(Entries from a visual dataset)
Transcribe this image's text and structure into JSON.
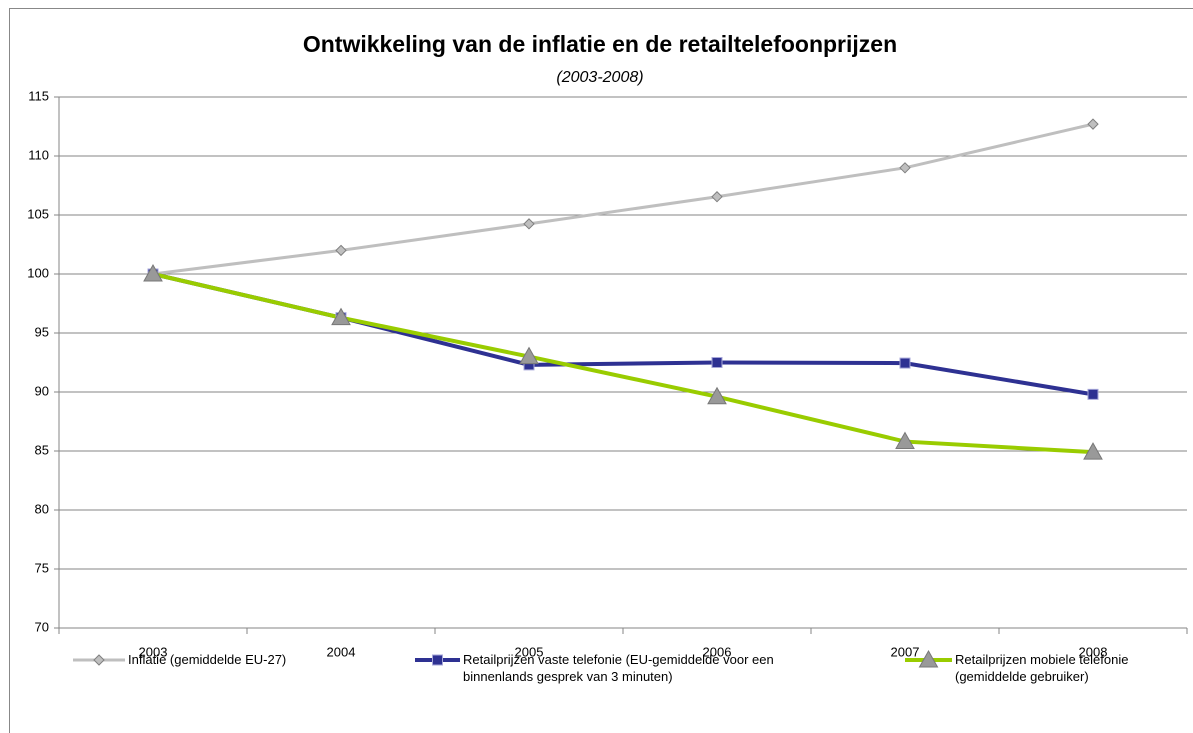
{
  "chart_data": {
    "type": "line",
    "title": "Ontwikkeling van de inflatie en de retailtelefoonprijzen",
    "subtitle": "(2003-2008)",
    "categories": [
      "2003",
      "2004",
      "2005",
      "2006",
      "2007",
      "2008"
    ],
    "series": [
      {
        "name": "Inflatie (gemiddelde EU-27)",
        "color": "#bfbfbf",
        "marker": "diamond",
        "values": [
          100,
          102.0,
          104.25,
          106.55,
          109.0,
          112.7
        ]
      },
      {
        "name": "Retailprijzen vaste telefonie (EU-gemiddelde voor een binnenlands gesprek van 3 minuten)",
        "color": "#2e3192",
        "marker": "square",
        "values": [
          100,
          96.3,
          92.3,
          92.5,
          92.45,
          89.8
        ]
      },
      {
        "name": "Retailprijzen mobiele telefonie (gemiddelde gebruiker)",
        "color": "#99cc00",
        "marker": "triangle",
        "values": [
          100,
          96.3,
          93.0,
          89.6,
          85.8,
          84.9
        ]
      }
    ],
    "ylim": [
      70,
      115
    ],
    "yticks": [
      70,
      75,
      80,
      85,
      90,
      95,
      100,
      105,
      110,
      115
    ],
    "grid": true,
    "legend": "bottom"
  }
}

### The task
Excluding the pictures, reproduce every entry exactly as given.

### Response below
Transcribe this image's text and structure into JSON.
{
  "chart_data": {
    "type": "line",
    "title": "Ontwikkeling van de inflatie en de retailtelefoonprijzen",
    "subtitle": "(2003-2008)",
    "categories": [
      "2003",
      "2004",
      "2005",
      "2006",
      "2007",
      "2008"
    ],
    "series": [
      {
        "name": "Inflatie (gemiddelde EU-27)",
        "color": "#bfbfbf",
        "marker": "diamond",
        "values": [
          100,
          102.0,
          104.25,
          106.55,
          109.0,
          112.7
        ]
      },
      {
        "name": "Retailprijzen vaste telefonie (EU-gemiddelde voor een binnenlands gesprek van 3 minuten)",
        "color": "#2e3192",
        "marker": "square",
        "values": [
          100,
          96.3,
          92.3,
          92.5,
          92.45,
          89.8
        ]
      },
      {
        "name": "Retailprijzen mobiele telefonie (gemiddelde gebruiker)",
        "color": "#99cc00",
        "marker": "triangle",
        "values": [
          100,
          96.3,
          93.0,
          89.6,
          85.8,
          84.9
        ]
      }
    ],
    "ylim": [
      70,
      115
    ],
    "yticks": [
      70,
      75,
      80,
      85,
      90,
      95,
      100,
      105,
      110,
      115
    ],
    "grid": true,
    "legend": "bottom"
  }
}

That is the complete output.